What needs to be done
Pick out all lines with the word "اسطنبول" from the records that follow.

Stored records
Start

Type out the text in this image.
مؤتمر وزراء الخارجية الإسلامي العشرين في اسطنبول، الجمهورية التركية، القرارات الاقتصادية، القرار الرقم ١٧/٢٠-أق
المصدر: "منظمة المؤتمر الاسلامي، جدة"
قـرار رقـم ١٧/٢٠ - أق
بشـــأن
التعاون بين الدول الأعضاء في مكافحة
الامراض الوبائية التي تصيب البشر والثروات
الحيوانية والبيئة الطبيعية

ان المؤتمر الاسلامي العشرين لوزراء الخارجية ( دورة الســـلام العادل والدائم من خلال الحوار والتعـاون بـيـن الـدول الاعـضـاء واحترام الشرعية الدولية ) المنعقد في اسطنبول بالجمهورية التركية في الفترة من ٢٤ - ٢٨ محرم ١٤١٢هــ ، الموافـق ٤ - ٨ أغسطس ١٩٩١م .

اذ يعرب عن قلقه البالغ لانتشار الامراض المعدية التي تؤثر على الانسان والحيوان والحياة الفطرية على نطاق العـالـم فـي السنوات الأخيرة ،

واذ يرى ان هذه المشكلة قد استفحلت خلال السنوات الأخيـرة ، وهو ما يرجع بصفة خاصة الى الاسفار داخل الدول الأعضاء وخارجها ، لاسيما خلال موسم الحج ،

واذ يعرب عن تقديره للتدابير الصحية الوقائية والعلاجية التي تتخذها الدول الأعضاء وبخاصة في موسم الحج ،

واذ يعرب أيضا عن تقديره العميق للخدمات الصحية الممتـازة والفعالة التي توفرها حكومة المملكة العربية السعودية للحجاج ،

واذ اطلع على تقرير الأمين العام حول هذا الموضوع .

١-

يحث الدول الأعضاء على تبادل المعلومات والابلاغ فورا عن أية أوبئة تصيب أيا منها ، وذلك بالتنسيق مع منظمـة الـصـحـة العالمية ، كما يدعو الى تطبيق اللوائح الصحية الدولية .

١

End

Answer below
مؤتمر وزراء الخارجية الإسلامي العشرين في اسطنبول، الجمهورية التركية، القرارات الاقتصادية، القرار الرقم ١٧/٢٠-أق
ان المؤتمر الاسلامي العشرين لوزراء الخارجية ( دورة الســـلام العادل والدائم من خلال الحوار والتعـاون بـيـن الـدول الاعـضـاء واحترام الشرعية الدولية ) المنعقد في اسطنبول بالجمهورية التركية في الفترة من ٢٤ - ٢٨ محرم ١٤١٢هــ ، الموافـق ٤ - ٨ أغسطس ١٩٩١م .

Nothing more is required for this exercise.